Supplied data start

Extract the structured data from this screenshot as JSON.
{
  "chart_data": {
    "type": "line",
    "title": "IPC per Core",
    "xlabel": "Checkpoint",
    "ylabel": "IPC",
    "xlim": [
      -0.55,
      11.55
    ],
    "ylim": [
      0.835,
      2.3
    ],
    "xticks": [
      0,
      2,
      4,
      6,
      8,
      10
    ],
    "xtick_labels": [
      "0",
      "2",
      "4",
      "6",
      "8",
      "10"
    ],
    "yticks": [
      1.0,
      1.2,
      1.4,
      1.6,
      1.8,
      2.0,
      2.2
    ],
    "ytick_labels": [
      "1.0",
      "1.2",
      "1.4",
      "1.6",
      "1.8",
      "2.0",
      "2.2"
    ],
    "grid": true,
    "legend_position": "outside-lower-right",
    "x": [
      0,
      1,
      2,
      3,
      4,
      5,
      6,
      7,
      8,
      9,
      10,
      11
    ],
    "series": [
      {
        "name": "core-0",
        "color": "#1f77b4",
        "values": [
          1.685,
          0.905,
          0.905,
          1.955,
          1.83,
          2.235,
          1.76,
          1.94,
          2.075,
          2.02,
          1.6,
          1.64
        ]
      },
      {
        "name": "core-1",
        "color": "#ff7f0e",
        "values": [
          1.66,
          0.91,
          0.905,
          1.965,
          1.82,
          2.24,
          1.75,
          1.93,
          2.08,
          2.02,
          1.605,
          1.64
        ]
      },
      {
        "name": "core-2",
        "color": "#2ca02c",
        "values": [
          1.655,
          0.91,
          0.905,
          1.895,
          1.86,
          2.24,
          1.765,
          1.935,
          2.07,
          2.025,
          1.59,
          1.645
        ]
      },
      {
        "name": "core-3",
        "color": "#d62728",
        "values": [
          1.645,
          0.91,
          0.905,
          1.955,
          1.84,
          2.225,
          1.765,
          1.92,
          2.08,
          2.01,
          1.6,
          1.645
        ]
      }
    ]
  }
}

Supplied data end

▶ _Instructions for the task_:
Search the records for the word "color" and copy every line where it occurs.

▶ _Exercise result_:
        "color": "#1f77b4",
        "color": "#ff7f0e",
        "color": "#2ca02c",
        "color": "#d62728",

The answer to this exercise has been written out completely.